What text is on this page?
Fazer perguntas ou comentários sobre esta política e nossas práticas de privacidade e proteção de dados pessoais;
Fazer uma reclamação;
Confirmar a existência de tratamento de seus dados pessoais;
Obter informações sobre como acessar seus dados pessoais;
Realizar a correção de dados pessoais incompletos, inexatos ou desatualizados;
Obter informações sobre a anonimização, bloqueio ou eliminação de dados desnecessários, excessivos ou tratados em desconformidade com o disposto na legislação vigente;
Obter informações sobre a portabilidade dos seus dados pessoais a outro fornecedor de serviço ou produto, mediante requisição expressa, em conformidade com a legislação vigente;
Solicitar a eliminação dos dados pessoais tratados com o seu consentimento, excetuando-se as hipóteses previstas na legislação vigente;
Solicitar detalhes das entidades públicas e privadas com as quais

==

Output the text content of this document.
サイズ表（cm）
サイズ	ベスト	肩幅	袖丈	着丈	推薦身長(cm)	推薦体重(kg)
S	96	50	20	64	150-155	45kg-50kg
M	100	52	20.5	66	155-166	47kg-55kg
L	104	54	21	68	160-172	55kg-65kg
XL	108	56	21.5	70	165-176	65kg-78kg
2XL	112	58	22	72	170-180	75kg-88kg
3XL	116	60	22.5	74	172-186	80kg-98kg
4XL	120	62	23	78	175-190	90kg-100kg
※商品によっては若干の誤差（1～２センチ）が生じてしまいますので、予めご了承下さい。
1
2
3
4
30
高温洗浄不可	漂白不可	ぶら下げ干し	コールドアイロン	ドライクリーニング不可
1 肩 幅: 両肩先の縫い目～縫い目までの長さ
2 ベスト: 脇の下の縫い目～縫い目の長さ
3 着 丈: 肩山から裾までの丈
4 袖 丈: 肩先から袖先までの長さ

**Exercise aim**
Where does the word "eliminação" appear in the listing? List each line that holds it.

**Response to this exercise**
Obter informações sobre a anonimização, bloqueio ou eliminação de dados desnecessários, excessivos ou tratados em desconformidade com o disposto na legislação vigente;
Solicitar a eliminação dos dados pessoais tratados com o seu consentimento, excetuando-se as hipóteses previstas na legislação vigente;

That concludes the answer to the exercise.